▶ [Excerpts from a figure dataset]
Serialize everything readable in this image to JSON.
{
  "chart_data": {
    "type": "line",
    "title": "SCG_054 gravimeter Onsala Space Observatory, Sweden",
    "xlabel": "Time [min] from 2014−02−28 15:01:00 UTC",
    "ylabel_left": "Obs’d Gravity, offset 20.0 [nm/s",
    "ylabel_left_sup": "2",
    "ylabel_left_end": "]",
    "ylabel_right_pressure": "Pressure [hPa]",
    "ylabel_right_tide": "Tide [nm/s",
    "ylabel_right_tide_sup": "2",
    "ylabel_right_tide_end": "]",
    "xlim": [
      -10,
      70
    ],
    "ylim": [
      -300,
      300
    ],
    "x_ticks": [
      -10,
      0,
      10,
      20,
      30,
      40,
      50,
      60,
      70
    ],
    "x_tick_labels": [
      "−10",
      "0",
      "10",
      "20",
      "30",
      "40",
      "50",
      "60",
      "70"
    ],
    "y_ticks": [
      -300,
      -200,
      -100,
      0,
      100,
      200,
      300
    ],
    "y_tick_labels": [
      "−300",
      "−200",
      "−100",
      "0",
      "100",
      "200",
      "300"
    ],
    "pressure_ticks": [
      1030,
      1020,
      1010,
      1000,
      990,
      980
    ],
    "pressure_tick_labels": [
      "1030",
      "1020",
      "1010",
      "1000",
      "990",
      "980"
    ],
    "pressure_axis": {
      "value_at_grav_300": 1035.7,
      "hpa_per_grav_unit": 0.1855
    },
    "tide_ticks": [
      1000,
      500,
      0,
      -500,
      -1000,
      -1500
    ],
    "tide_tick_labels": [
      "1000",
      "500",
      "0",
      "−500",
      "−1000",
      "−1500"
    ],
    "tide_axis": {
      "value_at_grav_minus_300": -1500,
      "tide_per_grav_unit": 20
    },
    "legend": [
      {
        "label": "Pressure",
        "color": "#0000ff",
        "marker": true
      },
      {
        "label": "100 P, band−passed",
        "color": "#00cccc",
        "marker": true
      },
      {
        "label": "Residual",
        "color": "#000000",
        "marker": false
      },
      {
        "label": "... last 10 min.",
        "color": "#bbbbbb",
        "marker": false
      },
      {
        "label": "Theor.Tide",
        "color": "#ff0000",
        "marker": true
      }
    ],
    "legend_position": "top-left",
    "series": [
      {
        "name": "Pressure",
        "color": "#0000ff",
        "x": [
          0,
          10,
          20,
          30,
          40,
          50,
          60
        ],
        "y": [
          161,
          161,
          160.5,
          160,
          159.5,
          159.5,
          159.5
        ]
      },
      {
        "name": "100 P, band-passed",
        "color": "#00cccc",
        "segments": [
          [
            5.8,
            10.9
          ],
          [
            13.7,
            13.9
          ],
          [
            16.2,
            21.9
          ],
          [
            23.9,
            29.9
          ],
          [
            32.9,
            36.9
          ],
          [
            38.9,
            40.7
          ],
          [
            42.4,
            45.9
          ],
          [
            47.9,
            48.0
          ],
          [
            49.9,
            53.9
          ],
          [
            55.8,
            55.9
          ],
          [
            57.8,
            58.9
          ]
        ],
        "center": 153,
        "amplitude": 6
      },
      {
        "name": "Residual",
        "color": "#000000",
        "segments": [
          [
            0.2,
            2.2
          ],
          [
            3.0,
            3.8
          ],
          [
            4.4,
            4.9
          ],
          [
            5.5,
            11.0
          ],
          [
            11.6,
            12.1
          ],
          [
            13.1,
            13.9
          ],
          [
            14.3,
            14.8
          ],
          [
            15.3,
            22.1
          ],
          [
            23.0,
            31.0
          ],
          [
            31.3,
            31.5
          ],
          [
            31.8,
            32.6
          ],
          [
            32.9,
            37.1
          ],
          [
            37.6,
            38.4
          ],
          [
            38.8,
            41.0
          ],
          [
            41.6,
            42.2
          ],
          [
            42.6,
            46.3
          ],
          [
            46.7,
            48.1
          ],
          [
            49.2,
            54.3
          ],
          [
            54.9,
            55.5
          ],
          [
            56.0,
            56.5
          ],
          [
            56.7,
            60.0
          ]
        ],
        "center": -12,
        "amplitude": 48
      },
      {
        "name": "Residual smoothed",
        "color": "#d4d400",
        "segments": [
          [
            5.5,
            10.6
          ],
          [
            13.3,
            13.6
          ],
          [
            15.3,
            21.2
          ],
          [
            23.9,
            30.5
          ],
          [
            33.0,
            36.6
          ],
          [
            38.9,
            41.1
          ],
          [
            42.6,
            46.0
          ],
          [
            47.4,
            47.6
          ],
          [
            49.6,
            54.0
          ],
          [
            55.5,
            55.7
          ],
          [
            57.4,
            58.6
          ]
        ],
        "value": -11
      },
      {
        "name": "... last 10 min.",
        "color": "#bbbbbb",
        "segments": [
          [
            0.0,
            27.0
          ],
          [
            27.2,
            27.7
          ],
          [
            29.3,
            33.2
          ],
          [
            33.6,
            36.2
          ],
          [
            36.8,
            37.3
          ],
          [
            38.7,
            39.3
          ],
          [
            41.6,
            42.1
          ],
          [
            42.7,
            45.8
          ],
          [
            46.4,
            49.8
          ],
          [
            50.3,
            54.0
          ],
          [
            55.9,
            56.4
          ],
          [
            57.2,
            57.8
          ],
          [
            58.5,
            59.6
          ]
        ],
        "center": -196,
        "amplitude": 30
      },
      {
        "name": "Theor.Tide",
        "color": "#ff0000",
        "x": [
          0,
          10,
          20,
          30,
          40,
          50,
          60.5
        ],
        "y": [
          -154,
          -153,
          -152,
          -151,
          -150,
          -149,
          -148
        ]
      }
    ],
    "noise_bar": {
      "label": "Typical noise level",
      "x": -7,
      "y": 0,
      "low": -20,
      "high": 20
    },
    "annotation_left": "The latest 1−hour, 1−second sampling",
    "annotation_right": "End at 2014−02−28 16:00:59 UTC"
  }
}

▶ [Problem to work on]
Everything in the listing above should be restated exactly.

▶ [Full response]
Serialize everything readable in this image to JSON.
{
  "chart_data": {
    "type": "line",
    "title": "SCG_054 gravimeter Onsala Space Observatory, Sweden",
    "xlabel": "Time [min] from 2014−02−28 15:01:00 UTC",
    "ylabel_left": "Obs’d Gravity, offset 20.0 [nm/s",
    "ylabel_left_sup": "2",
    "ylabel_left_end": "]",
    "ylabel_right_pressure": "Pressure [hPa]",
    "ylabel_right_tide": "Tide [nm/s",
    "ylabel_right_tide_sup": "2",
    "ylabel_right_tide_end": "]",
    "xlim": [
      -10,
      70
    ],
    "ylim": [
      -300,
      300
    ],
    "x_ticks": [
      -10,
      0,
      10,
      20,
      30,
      40,
      50,
      60,
      70
    ],
    "x_tick_labels": [
      "−10",
      "0",
      "10",
      "20",
      "30",
      "40",
      "50",
      "60",
      "70"
    ],
    "y_ticks": [
      -300,
      -200,
      -100,
      0,
      100,
      200,
      300
    ],
    "y_tick_labels": [
      "−300",
      "−200",
      "−100",
      "0",
      "100",
      "200",
      "300"
    ],
    "pressure_ticks": [
      1030,
      1020,
      1010,
      1000,
      990,
      980
    ],
    "pressure_tick_labels": [
      "1030",
      "1020",
      "1010",
      "1000",
      "990",
      "980"
    ],
    "pressure_axis": {
      "value_at_grav_300": 1035.7,
      "hpa_per_grav_unit": 0.1855
    },
    "tide_ticks": [
      1000,
      500,
      0,
      -500,
      -1000,
      -1500
    ],
    "tide_tick_labels": [
      "1000",
      "500",
      "0",
      "−500",
      "−1000",
      "−1500"
    ],
    "tide_axis": {
      "value_at_grav_minus_300": -1500,
      "tide_per_grav_unit": 20
    },
    "legend": [
      {
        "label": "Pressure",
        "color": "#0000ff",
        "marker": true
      },
      {
        "label": "100 P, band−passed",
        "color": "#00cccc",
        "marker": true
      },
      {
        "label": "Residual",
        "color": "#000000",
        "marker": false
      },
      {
        "label": "... last 10 min.",
        "color": "#bbbbbb",
        "marker": false
      },
      {
        "label": "Theor.Tide",
        "color": "#ff0000",
        "marker": true
      }
    ],
    "legend_position": "top-left",
    "series": [
      {
        "name": "Pressure",
        "color": "#0000ff",
        "x": [
          0,
          10,
          20,
          30,
          40,
          50,
          60
        ],
        "y": [
          161,
          161,
          160.5,
          160,
          159.5,
          159.5,
          159.5
        ]
      },
      {
        "name": "100 P, band-passed",
        "color": "#00cccc",
        "segments": [
          [
            5.8,
            10.9
          ],
          [
            13.7,
            13.9
          ],
          [
            16.2,
            21.9
          ],
          [
            23.9,
            29.9
          ],
          [
            32.9,
            36.9
          ],
          [
            38.9,
            40.7
          ],
          [
            42.4,
            45.9
          ],
          [
            47.9,
            48.0
          ],
          [
            49.9,
            53.9
          ],
          [
            55.8,
            55.9
          ],
          [
            57.8,
            58.9
          ]
        ],
        "center": 153,
        "amplitude": 6
      },
      {
        "name": "Residual",
        "color": "#000000",
        "segments": [
          [
            0.2,
            2.2
          ],
          [
            3.0,
            3.8
          ],
          [
            4.4,
            4.9
          ],
          [
            5.5,
            11.0
          ],
          [
            11.6,
            12.1
          ],
          [
            13.1,
            13.9
          ],
          [
            14.3,
            14.8
          ],
          [
            15.3,
            22.1
          ],
          [
            23.0,
            31.0
          ],
          [
            31.3,
            31.5
          ],
          [
            31.8,
            32.6
          ],
          [
            32.9,
            37.1
          ],
          [
            37.6,
            38.4
          ],
          [
            38.8,
            41.0
          ],
          [
            41.6,
            42.2
          ],
          [
            42.6,
            46.3
          ],
          [
            46.7,
            48.1
          ],
          [
            49.2,
            54.3
          ],
          [
            54.9,
            55.5
          ],
          [
            56.0,
            56.5
          ],
          [
            56.7,
            60.0
          ]
        ],
        "center": -12,
        "amplitude": 48
      },
      {
        "name": "Residual smoothed",
        "color": "#d4d400",
        "segments": [
          [
            5.5,
            10.6
          ],
          [
            13.3,
            13.6
          ],
          [
            15.3,
            21.2
          ],
          [
            23.9,
            30.5
          ],
          [
            33.0,
            36.6
          ],
          [
            38.9,
            41.1
          ],
          [
            42.6,
            46.0
          ],
          [
            47.4,
            47.6
          ],
          [
            49.6,
            54.0
          ],
          [
            55.5,
            55.7
          ],
          [
            57.4,
            58.6
          ]
        ],
        "value": -11
      },
      {
        "name": "... last 10 min.",
        "color": "#bbbbbb",
        "segments": [
          [
            0.0,
            27.0
          ],
          [
            27.2,
            27.7
          ],
          [
            29.3,
            33.2
          ],
          [
            33.6,
            36.2
          ],
          [
            36.8,
            37.3
          ],
          [
            38.7,
            39.3
          ],
          [
            41.6,
            42.1
          ],
          [
            42.7,
            45.8
          ],
          [
            46.4,
            49.8
          ],
          [
            50.3,
            54.0
          ],
          [
            55.9,
            56.4
          ],
          [
            57.2,
            57.8
          ],
          [
            58.5,
            59.6
          ]
        ],
        "center": -196,
        "amplitude": 30
      },
      {
        "name": "Theor.Tide",
        "color": "#ff0000",
        "x": [
          0,
          10,
          20,
          30,
          40,
          50,
          60.5
        ],
        "y": [
          -154,
          -153,
          -152,
          -151,
          -150,
          -149,
          -148
        ]
      }
    ],
    "noise_bar": {
      "label": "Typical noise level",
      "x": -7,
      "y": 0,
      "low": -20,
      "high": 20
    },
    "annotation_left": "The latest 1−hour, 1−second sampling",
    "annotation_right": "End at 2014−02−28 16:00:59 UTC"
  }
}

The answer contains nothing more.